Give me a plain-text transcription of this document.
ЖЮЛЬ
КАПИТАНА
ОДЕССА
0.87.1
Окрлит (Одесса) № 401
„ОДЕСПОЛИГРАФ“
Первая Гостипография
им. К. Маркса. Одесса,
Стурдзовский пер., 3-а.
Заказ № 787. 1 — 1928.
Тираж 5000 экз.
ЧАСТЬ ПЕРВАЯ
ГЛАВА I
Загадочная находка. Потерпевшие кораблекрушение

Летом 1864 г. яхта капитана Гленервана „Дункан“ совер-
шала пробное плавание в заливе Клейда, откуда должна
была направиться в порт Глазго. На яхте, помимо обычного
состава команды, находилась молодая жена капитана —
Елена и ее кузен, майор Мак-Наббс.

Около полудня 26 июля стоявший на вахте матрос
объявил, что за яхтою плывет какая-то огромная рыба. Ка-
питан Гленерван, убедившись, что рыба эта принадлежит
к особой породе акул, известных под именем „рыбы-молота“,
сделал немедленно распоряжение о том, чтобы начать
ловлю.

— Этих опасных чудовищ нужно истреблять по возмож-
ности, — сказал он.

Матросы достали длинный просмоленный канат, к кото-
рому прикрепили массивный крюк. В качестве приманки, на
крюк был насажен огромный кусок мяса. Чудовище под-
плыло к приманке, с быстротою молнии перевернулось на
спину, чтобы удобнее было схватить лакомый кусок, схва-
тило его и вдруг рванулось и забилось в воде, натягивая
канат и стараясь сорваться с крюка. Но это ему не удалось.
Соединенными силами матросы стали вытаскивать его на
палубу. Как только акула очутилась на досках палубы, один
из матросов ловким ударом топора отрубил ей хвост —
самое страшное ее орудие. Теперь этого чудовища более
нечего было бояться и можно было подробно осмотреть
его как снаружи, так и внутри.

What this task involves — Return the listing above word for word.

Response to this task —
Give me a plain-text transcription of this document.
ЖЮЛЬ
КАПИТАНА
ОДЕССА
0.87.1
Окрлит (Одесса) № 401
„ОДЕСПОЛИГРАФ“
Первая Гостипография
им. К. Маркса. Одесса,
Стурдзовский пер., 3-а.
Заказ № 787. 1 — 1928.
Тираж 5000 экз.
ЧАСТЬ ПЕРВАЯ
ГЛАВА I
Загадочная находка. Потерпевшие кораблекрушение

Летом 1864 г. яхта капитана Гленервана „Дункан“ совер-
шала пробное плавание в заливе Клейда, откуда должна
была направиться в порт Глазго. На яхте, помимо обычного
состава команды, находилась молодая жена капитана —
Елена и ее кузен, майор Мак-Наббс.

Около полудня 26 июля стоявший на вахте матрос
объявил, что за яхтою плывет какая-то огромная рыба. Ка-
питан Гленерван, убедившись, что рыба эта принадлежит
к особой породе акул, известных под именем „рыбы-молота“,
сделал немедленно распоряжение о том, чтобы начать
ловлю.

— Этих опасных чудовищ нужно истреблять по возмож-
ности, — сказал он.

Матросы достали длинный просмоленный канат, к кото-
рому прикрепили массивный крюк. В качестве приманки, на
крюк был насажен огромный кусок мяса. Чудовище под-
плыло к приманке, с быстротою молнии перевернулось на
спину, чтобы удобнее было схватить лакомый кусок, схва-
тило его и вдруг рванулось и забилось в воде, натягивая
канат и стараясь сорваться с крюка. Но это ему не удалось.
Соединенными силами матросы стали вытаскивать его на
палубу. Как только акула очутилась на досках палубы, один
из матросов ловким ударом топора отрубил ей хвост —
самое страшное ее орудие. Теперь этого чудовища более
нечего было бояться и можно было подробно осмотреть
его как снаружи, так и внутри.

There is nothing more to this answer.